Task prompt: Return, unchanged and in their original order, the rows that open with the line containing "transition-type-select[interactable]: 淡出 (501, 332, 555, 339)" and close with the line containing "obs-menu-item[interactable]: 帮助(H) (460, 81, 478, 88)", with both of those lines included.

Provided data:
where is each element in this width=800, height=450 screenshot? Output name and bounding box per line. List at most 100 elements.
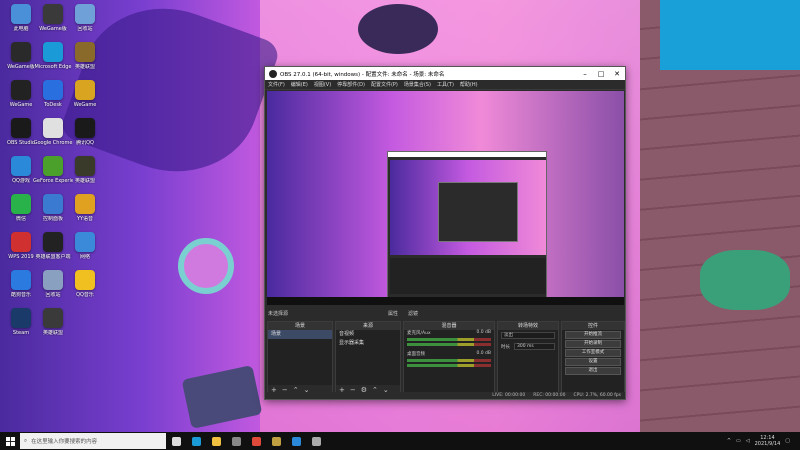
transition-type-select[interactable]: 淡出 (501, 332, 555, 339)
volume-slider[interactable] (407, 364, 491, 367)
duration-input[interactable]: 300 ms (514, 343, 555, 350)
wallpaper-box (660, 0, 800, 70)
desktop-icon[interactable]: WeGame (4, 80, 38, 120)
desktop-icon[interactable]: GeForce Experience (33, 156, 73, 196)
taskbar-clock[interactable]: 12:14 2021/9/14 (755, 435, 781, 447)
obs-preview[interactable] (267, 91, 624, 305)
start-recording-button[interactable]: 开始录制 (565, 340, 621, 348)
desktop-icon[interactable]: 英雄联盟 (68, 42, 102, 82)
volume-icon[interactable]: ◁ (746, 438, 750, 444)
notification-icon[interactable]: ▢ (785, 438, 790, 444)
obs-icon (11, 118, 31, 138)
network-icon[interactable]: ▭ (736, 438, 741, 444)
source-item[interactable]: 显示器采集 (336, 339, 400, 348)
obs-menu-item[interactable]: 文件(F) (268, 81, 285, 88)
qq-icon (75, 118, 95, 138)
preview-taskbar-capture (267, 297, 624, 305)
taskbar-app-button[interactable] (206, 432, 226, 450)
nvidia-icon (43, 156, 63, 176)
obs-menu-item[interactable]: 视图(V) (314, 81, 331, 88)
desktop-icon-label: 英雄联盟 (42, 330, 63, 336)
obs-menu-item[interactable]: 编辑(E) (291, 81, 308, 88)
exit-button[interactable]: 退出 (565, 367, 621, 375)
desktop-icon[interactable]: 英雄联盟 (68, 156, 102, 196)
desktop-icon[interactable]: WeGame版 (4, 42, 38, 82)
obs-logo-icon (269, 69, 277, 78)
desktop-icon[interactable]: QQ游戏 (4, 156, 38, 196)
search-icon: ⌕ (24, 437, 28, 444)
desktop-icon[interactable]: 回收站 (36, 270, 70, 310)
studio-mode-button[interactable]: 工作室模式 (565, 349, 621, 357)
source-item[interactable]: 音视频 (336, 330, 400, 339)
recycle-bin-icon (43, 270, 63, 290)
desktop-icon[interactable]: QQ音乐 (68, 270, 102, 310)
wallpaper-girl-hat (358, 4, 438, 54)
duration-label: 时长 (501, 344, 510, 350)
taskbar-app-button[interactable] (186, 432, 206, 450)
desktop-icon[interactable]: 英雄联盟 (36, 308, 70, 348)
obs-menu-item[interactable]: 场景集合(S) (404, 81, 431, 88)
controls-panel: 控件 开始推流 开始录制 工作室模式 设置 退出 (561, 321, 625, 395)
filters-button[interactable]: 滤镜 (408, 310, 418, 317)
obs-menu-item[interactable]: 帮助(H) (460, 81, 478, 88)
desktop-icon[interactable]: 控制面板 (36, 194, 70, 234)
mixer-channel-db: 0.0 dB (476, 330, 491, 335)
obs-menubar: 文件(F) 编辑(E) 视图(V) 停靠部件(D) 配置文件(P) 场景集合(S) 工具(T… (265, 80, 625, 90)
taskbar-app-button[interactable] (246, 432, 266, 450)
desktop-icon[interactable]: 网络 (68, 232, 102, 272)
desktop-icon[interactable]: WeGame (68, 80, 102, 120)
desktop-icon-label: 英雄联盟 (74, 178, 95, 184)
taskbar-app-button[interactable] (266, 432, 286, 450)
obs-menu-item[interactable]: 工具(T) (437, 81, 454, 88)
desktop-icon[interactable]: Microsoft Edge (35, 42, 71, 82)
minimize-icon[interactable]: – (577, 70, 593, 78)
desktop-icon[interactable]: WPS 2019 (4, 232, 38, 272)
desktop-icon[interactable]: YY语音 (68, 194, 102, 234)
desktop-icon[interactable]: 回收站 (68, 4, 102, 44)
taskbar-app-button[interactable] (226, 432, 246, 450)
start-streaming-button[interactable]: 开始推流 (565, 331, 621, 339)
desktop-icon[interactable]: 英雄联盟客户端 (35, 232, 71, 272)
close-icon[interactable]: ✕ (609, 70, 625, 78)
chevron-up-icon[interactable]: ^ (727, 438, 731, 444)
transitions-panel: 转场特效 淡出 时长 300 ms (497, 321, 559, 395)
qq-game-icon (11, 156, 31, 176)
volume-slider[interactable] (407, 343, 491, 346)
transition-duration-row: 时长 300 ms (498, 341, 558, 352)
desktop-icon-label: 网络 (79, 254, 90, 260)
desktop-icon[interactable]: Google Chrome (34, 118, 72, 158)
obs-menu-item[interactable]: 配置文件(P) (371, 81, 398, 88)
desktop-icon[interactable]: WeGame版 (36, 4, 70, 44)
obs-titlebar[interactable]: OBS 27.0.1 (64-bit, windows) - 配置文件: 未命名… (265, 67, 625, 80)
desktop-icon[interactable]: Steam (4, 308, 38, 348)
desktop-icon[interactable]: ToDesk (36, 80, 70, 120)
qq-music-icon (75, 270, 95, 290)
scene-item[interactable]: 场景 (268, 330, 332, 339)
obs-window[interactable]: OBS 27.0.1 (64-bit, windows) - 配置文件: 未命名… (264, 66, 626, 400)
computer-icon (11, 4, 31, 24)
taskbar-app-button[interactable] (306, 432, 326, 450)
search-placeholder: 在这里输入你要搜索的内容 (31, 439, 98, 445)
desktop-icon[interactable]: 酷狗音乐 (4, 270, 38, 310)
desktop-icon-label: 英雄联盟 (74, 64, 95, 70)
taskbar-search-box[interactable]: ⌕ 在这里输入你要搜索的内容 (20, 433, 166, 449)
source-label: 音视频 (339, 331, 355, 337)
desktop-icon[interactable]: 微信 (4, 194, 38, 234)
wallpaper-camera (181, 365, 263, 429)
yy-icon (75, 194, 95, 214)
maximize-icon[interactable]: □ (593, 70, 609, 78)
desktop-icon[interactable]: OBS Studio (4, 118, 38, 158)
desktop-icon[interactable]: 此电脑 (4, 4, 38, 44)
desktop-icon[interactable]: 腾讯QQ (68, 118, 102, 158)
obs-menu-item[interactable]: 停靠部件(D) (337, 81, 365, 88)
properties-button[interactable]: 属性 (388, 310, 398, 317)
windows-start-icon[interactable] (0, 432, 20, 450)
wegame-icon (75, 80, 95, 100)
taskbar-app-button[interactable] (166, 432, 186, 450)
control-panel-icon (43, 194, 63, 214)
settings-button[interactable]: 设置 (565, 358, 621, 366)
taskbar-app-button[interactable] (286, 432, 306, 450)
wegame-icon (11, 42, 31, 62)
scenes-panel-title: 场景 (268, 322, 332, 330)
qq-icon (291, 436, 301, 446)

Reply to the exercise:
transition-type-select[interactable]: 淡出 (501, 332, 555, 339)
volume-slider[interactable] (407, 364, 491, 367)
duration-input[interactable]: 300 ms (514, 343, 555, 350)
wallpaper-box (660, 0, 800, 70)
desktop-icon[interactable]: WeGame (4, 80, 38, 120)
desktop-icon[interactable]: GeForce Experience (33, 156, 73, 196)
taskbar-clock[interactable]: 12:14 2021/9/14 (755, 435, 781, 447)
obs-preview[interactable] (267, 91, 624, 305)
start-recording-button[interactable]: 开始录制 (565, 340, 621, 348)
desktop-icon[interactable]: 英雄联盟 (68, 42, 102, 82)
volume-icon[interactable]: ◁ (746, 438, 750, 444)
notification-icon[interactable]: ▢ (785, 438, 790, 444)
obs-icon (11, 118, 31, 138)
network-icon[interactable]: ▭ (736, 438, 741, 444)
source-item[interactable]: 显示器采集 (336, 339, 400, 348)
obs-menu-item[interactable]: 文件(F) (268, 81, 285, 88)
qq-icon (75, 118, 95, 138)
preview-taskbar-capture (267, 297, 624, 305)
taskbar-app-button[interactable] (206, 432, 226, 450)
nvidia-icon (43, 156, 63, 176)
obs-menu-item[interactable]: 视图(V) (314, 81, 331, 88)
desktop-icon-label: 英雄联盟 (42, 330, 63, 336)
obs-menu-item[interactable]: 编辑(E) (291, 81, 308, 88)
exit-button[interactable]: 退出 (565, 367, 621, 375)
desktop-icon[interactable]: 英雄联盟 (68, 156, 102, 196)
desktop-icon[interactable]: WeGame版 (4, 42, 38, 82)
obs-logo-icon (269, 69, 277, 78)
desktop-icon[interactable]: QQ游戏 (4, 156, 38, 196)
search-icon: ⌕ (24, 437, 28, 444)
desktop-icon[interactable]: 回收站 (36, 270, 70, 310)
studio-mode-button[interactable]: 工作室模式 (565, 349, 621, 357)
source-item[interactable]: 音视频 (336, 330, 400, 339)
recycle-bin-icon (43, 270, 63, 290)
desktop-icon[interactable]: QQ音乐 (68, 270, 102, 310)
wallpaper-girl-hat (358, 4, 438, 54)
duration-label: 时长 (501, 344, 510, 350)
taskbar-app-button[interactable] (186, 432, 206, 450)
desktop-icon[interactable]: 英雄联盟 (36, 308, 70, 348)
obs-menu-item[interactable]: 场景集合(S) (404, 81, 431, 88)
controls-panel: 控件 开始推流 开始录制 工作室模式 设置 退出 (561, 321, 625, 395)
filters-button[interactable]: 滤镜 (408, 310, 418, 317)
obs-menu-item[interactable]: 帮助(H) (460, 81, 478, 88)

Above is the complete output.